What to do >>
Return all lines where the word "Versión" can be found.

Input material >>
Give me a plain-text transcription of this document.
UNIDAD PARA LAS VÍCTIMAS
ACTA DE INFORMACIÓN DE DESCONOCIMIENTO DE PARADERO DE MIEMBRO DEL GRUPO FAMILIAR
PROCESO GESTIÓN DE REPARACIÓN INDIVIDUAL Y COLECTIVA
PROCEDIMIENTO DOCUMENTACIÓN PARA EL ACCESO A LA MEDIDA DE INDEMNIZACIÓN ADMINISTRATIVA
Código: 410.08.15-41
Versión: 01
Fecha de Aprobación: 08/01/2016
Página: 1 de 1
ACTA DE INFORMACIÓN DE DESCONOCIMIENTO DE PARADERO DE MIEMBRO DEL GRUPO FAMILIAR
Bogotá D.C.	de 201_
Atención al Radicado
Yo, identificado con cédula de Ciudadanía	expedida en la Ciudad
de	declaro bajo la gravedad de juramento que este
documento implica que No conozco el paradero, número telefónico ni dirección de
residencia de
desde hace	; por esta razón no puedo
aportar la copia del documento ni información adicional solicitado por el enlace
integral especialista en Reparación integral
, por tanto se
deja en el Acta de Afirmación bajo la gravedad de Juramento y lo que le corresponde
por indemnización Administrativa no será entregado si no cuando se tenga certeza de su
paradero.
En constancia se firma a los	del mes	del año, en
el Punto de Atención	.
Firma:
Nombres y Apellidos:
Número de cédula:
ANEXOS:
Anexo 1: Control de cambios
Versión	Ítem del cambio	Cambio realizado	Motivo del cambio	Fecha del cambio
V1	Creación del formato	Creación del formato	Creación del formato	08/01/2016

Written response >>
Versión: 01
Versión	Ítem del cambio	Cambio realizado	Motivo del cambio	Fecha del cambio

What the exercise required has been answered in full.